REQUEST: Look through the lines below and state how many hold the word "this". Write only the number.

----- LISTED ENTRIES

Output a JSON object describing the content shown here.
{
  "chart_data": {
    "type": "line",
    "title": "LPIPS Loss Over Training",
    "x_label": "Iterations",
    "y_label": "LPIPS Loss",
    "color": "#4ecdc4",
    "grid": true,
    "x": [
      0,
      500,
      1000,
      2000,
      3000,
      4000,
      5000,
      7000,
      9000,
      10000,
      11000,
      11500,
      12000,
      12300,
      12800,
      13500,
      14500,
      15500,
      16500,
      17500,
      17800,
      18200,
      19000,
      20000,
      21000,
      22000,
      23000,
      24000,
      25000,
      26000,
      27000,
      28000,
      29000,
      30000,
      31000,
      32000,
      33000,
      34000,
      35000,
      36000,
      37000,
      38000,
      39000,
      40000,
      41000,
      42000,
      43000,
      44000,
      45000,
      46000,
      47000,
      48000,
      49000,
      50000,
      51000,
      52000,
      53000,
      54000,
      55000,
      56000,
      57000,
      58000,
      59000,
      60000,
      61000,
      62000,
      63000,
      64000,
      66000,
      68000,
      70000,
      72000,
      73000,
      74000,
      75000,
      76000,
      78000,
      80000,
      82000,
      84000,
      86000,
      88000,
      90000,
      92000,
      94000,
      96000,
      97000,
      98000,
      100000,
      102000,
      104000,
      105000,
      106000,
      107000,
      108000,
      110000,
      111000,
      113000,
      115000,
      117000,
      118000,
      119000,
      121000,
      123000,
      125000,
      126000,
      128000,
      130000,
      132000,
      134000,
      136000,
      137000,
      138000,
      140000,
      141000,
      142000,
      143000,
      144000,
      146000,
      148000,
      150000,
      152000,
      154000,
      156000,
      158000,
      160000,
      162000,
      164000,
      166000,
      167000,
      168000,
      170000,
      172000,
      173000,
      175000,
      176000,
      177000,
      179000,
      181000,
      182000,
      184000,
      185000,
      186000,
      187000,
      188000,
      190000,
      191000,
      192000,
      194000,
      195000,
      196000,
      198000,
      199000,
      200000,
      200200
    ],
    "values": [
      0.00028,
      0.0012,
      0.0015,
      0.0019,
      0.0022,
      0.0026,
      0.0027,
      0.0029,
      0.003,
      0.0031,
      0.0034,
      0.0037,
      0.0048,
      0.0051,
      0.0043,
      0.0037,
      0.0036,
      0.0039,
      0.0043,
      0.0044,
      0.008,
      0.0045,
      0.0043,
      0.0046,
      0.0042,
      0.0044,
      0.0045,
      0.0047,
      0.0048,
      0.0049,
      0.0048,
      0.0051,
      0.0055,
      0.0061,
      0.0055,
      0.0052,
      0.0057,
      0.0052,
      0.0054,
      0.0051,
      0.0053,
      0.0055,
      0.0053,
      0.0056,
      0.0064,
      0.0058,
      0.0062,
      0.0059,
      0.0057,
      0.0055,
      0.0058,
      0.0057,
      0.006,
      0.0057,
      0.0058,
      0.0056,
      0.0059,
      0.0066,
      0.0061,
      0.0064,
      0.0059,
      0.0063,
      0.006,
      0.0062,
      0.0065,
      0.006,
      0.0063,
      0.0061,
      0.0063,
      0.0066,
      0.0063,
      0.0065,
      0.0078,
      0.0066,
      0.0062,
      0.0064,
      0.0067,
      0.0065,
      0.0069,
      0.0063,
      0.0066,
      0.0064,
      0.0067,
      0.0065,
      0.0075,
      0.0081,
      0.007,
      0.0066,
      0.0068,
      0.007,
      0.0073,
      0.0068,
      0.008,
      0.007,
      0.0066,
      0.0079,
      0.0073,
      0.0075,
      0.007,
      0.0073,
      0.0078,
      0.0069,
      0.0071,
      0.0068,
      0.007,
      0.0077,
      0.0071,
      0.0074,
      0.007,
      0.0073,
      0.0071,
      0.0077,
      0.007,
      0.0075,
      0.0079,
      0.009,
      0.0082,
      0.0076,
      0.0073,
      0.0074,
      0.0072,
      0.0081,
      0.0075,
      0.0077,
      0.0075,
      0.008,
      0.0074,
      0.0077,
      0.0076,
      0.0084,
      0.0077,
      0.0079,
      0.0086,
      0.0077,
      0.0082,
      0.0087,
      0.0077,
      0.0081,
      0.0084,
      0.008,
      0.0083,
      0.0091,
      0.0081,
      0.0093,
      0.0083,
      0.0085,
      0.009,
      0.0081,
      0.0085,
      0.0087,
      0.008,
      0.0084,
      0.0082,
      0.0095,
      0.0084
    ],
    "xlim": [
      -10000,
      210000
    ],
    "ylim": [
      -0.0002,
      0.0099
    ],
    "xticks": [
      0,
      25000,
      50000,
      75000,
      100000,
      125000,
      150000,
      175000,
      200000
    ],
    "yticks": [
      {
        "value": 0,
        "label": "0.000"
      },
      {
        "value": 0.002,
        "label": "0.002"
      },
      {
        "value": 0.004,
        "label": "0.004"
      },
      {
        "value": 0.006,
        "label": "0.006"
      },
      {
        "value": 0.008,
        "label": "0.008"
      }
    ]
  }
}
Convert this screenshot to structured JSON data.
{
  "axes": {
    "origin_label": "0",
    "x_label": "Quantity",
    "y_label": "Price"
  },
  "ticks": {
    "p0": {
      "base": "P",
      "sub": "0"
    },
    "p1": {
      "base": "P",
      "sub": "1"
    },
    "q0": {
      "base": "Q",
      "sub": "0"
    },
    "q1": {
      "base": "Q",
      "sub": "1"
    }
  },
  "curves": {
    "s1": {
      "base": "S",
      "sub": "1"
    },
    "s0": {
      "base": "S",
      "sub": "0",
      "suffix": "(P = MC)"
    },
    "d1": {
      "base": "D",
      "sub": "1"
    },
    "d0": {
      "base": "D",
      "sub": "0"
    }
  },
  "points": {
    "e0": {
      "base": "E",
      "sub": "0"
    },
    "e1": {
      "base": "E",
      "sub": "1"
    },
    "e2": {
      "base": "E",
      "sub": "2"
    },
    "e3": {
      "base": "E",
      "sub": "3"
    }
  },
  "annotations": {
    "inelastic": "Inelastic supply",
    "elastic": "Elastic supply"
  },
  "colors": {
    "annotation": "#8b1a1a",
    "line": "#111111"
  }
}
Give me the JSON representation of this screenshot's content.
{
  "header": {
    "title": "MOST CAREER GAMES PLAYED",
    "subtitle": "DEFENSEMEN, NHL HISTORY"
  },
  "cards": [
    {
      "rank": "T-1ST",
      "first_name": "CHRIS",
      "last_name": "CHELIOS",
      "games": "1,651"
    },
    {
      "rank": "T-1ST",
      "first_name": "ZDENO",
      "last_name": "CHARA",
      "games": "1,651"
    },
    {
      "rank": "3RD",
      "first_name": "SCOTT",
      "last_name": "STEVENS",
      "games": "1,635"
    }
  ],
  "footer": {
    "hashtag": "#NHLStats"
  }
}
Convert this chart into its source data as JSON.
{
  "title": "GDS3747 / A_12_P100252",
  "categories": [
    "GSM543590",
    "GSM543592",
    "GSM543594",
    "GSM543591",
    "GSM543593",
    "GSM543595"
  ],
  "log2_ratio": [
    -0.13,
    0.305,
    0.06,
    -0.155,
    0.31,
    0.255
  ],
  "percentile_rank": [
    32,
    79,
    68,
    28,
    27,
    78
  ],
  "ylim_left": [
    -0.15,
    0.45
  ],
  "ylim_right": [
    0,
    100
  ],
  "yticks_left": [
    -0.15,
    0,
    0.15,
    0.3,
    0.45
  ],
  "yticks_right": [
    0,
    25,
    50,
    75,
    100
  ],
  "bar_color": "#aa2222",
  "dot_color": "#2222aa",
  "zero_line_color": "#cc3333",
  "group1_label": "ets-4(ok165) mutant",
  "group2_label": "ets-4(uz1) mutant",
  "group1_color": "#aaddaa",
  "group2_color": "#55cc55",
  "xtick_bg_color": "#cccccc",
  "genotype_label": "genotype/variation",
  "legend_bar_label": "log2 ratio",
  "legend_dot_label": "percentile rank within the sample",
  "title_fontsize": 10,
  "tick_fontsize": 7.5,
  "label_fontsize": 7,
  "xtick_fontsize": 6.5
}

----------

THE ANSWER: 3